• **EXERCISE INSTRUCTIONS**: In the data, extract each line that holds the string "argue".

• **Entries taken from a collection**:
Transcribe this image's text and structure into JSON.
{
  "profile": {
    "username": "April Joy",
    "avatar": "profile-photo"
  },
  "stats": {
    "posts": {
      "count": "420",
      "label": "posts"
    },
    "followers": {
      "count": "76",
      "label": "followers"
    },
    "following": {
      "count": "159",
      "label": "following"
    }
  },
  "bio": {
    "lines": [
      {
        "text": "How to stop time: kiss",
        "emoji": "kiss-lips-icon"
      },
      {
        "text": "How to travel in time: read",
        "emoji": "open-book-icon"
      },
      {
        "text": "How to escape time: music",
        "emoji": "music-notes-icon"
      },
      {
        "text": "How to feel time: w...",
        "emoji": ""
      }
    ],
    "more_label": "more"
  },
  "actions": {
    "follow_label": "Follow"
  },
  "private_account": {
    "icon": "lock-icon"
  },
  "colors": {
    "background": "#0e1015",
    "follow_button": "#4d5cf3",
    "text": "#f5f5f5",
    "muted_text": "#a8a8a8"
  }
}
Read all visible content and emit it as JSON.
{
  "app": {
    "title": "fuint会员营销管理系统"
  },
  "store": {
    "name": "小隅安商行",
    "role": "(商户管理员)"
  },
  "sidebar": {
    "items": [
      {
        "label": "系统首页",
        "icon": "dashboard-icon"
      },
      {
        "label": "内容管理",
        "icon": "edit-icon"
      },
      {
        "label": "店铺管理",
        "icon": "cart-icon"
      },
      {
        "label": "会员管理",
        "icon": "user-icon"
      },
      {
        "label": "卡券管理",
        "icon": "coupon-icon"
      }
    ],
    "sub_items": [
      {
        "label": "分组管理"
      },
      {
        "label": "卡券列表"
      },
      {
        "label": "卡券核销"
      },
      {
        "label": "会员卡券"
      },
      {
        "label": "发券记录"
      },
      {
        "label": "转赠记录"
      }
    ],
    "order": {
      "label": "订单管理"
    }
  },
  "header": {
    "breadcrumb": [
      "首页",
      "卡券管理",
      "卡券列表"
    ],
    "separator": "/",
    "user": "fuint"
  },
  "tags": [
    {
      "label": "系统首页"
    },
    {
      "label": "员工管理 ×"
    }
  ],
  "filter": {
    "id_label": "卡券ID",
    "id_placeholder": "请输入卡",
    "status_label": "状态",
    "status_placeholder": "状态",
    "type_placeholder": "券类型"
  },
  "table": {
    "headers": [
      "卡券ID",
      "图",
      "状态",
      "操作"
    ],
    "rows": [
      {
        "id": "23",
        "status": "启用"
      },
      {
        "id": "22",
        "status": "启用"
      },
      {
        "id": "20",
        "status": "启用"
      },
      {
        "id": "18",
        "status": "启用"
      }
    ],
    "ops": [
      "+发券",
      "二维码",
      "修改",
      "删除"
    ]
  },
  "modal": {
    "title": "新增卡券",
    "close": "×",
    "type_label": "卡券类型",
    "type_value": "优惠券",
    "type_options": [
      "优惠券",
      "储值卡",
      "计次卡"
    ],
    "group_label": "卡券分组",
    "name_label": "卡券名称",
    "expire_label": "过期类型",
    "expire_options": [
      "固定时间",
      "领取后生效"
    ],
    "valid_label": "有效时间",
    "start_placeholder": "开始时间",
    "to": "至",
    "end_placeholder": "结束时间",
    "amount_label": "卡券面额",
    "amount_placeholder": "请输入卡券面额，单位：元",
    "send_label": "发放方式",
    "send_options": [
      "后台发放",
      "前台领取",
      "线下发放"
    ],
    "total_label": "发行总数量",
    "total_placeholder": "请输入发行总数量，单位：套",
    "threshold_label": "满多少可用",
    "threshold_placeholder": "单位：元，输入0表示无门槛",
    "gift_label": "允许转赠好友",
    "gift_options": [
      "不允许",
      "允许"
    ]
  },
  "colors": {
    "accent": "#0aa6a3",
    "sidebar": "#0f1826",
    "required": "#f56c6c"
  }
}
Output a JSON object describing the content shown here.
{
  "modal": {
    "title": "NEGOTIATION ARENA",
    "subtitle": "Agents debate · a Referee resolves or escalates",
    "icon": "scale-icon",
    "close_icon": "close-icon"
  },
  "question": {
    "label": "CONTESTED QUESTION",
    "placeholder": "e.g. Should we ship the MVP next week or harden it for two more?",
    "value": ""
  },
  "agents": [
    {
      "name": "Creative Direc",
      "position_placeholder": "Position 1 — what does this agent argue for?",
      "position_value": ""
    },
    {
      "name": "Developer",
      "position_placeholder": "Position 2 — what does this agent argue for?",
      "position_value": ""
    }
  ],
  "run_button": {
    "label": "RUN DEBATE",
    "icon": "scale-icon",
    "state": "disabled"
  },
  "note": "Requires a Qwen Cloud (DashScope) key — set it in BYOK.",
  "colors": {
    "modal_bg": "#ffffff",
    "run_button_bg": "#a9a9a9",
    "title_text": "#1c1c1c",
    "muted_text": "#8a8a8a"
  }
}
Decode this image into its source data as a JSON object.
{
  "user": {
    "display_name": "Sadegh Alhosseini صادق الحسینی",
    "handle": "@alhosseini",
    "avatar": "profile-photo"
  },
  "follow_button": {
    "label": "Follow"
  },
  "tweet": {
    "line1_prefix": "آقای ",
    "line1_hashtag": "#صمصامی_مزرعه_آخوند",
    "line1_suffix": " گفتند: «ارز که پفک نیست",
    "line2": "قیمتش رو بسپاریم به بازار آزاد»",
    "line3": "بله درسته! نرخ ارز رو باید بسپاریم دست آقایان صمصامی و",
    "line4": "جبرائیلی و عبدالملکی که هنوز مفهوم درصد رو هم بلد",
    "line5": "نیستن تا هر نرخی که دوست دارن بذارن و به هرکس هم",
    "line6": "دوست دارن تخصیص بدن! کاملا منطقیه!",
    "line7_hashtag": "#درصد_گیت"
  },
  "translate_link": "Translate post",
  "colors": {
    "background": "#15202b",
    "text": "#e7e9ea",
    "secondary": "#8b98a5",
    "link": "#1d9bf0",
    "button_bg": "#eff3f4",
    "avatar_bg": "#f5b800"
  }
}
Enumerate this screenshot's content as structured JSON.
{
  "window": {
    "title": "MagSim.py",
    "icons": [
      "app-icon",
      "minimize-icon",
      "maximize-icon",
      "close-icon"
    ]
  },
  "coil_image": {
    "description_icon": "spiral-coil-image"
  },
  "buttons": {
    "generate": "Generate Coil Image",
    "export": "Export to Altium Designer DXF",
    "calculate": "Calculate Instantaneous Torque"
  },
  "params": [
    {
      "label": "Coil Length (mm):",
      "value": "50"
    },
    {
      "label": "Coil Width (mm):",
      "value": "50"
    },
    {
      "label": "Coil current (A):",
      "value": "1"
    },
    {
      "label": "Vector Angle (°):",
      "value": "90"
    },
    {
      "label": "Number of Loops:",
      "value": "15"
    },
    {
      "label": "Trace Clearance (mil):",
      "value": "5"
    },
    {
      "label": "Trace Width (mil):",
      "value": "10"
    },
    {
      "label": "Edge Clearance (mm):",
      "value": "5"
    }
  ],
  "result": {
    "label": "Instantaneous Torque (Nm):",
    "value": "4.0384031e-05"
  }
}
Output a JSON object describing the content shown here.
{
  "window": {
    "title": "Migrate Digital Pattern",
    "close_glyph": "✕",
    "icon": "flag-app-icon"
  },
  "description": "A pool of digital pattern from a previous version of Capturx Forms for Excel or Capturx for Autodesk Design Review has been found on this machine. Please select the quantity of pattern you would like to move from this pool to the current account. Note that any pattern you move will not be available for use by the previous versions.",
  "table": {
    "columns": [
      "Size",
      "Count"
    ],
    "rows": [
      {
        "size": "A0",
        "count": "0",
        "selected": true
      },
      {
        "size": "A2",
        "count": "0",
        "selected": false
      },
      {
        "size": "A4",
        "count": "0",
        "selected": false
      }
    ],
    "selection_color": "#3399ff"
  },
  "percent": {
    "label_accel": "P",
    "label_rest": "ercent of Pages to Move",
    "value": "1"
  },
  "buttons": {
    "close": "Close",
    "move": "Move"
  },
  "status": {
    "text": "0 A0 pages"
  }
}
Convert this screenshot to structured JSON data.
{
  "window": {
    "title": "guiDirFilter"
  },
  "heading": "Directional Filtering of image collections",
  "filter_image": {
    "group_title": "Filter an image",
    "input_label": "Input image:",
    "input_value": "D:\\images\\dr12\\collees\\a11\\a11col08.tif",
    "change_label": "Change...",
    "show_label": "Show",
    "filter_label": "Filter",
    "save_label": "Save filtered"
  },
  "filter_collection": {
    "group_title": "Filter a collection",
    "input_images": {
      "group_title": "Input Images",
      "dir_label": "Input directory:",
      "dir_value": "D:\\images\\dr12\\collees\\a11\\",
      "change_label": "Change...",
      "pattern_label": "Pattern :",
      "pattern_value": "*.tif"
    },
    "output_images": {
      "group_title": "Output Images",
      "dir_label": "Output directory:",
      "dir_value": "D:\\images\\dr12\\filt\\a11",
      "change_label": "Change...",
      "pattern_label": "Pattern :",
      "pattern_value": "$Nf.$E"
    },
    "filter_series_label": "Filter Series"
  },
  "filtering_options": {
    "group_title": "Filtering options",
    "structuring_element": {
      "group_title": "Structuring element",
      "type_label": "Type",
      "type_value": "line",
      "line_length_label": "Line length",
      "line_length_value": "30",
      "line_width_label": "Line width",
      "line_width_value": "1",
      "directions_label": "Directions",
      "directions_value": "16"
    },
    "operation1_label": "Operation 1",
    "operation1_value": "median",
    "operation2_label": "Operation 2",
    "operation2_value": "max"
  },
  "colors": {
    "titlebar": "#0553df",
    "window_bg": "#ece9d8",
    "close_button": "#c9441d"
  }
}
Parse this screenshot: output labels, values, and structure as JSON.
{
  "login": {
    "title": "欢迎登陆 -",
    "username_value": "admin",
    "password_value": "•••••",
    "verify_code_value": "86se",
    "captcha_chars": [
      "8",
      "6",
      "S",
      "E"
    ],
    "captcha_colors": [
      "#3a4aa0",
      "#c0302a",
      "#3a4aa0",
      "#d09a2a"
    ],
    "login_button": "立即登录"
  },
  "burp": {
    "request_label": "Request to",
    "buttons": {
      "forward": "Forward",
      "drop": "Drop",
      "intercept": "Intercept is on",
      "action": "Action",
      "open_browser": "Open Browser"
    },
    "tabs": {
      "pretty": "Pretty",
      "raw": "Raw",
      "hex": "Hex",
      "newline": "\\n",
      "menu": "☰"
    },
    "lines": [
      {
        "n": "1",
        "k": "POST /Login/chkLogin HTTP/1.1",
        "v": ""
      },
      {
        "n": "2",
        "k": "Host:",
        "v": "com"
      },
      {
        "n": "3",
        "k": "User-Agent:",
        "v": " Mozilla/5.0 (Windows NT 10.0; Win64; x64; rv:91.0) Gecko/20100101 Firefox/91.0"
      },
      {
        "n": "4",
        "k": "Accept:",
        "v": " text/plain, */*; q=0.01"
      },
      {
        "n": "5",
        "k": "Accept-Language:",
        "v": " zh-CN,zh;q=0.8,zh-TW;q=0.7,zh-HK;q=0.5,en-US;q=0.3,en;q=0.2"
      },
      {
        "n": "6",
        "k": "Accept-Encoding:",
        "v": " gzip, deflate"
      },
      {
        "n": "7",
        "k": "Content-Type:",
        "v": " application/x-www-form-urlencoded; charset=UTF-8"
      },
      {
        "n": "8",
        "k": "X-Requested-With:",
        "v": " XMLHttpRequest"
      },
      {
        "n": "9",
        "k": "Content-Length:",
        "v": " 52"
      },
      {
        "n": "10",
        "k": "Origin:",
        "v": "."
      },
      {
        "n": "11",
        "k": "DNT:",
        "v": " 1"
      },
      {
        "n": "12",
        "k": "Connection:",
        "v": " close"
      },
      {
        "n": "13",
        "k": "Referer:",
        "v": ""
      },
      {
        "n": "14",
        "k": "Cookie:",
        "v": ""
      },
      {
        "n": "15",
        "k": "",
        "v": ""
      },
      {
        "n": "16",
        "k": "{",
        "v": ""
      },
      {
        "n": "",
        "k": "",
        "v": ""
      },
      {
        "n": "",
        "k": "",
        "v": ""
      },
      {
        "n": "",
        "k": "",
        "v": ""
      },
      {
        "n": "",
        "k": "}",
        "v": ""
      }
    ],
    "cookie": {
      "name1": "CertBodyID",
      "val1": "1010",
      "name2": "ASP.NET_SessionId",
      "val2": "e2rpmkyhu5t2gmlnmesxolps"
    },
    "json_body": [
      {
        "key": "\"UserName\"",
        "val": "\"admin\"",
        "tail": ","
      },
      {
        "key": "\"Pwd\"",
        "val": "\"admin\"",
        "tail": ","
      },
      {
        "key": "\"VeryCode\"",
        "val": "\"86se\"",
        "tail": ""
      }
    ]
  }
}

• **OUTPUT BELOW**:
      "position_placeholder": "Position 1 — what does this agent argue for?",
      "position_placeholder": "Position 2 — what does this agent argue for?",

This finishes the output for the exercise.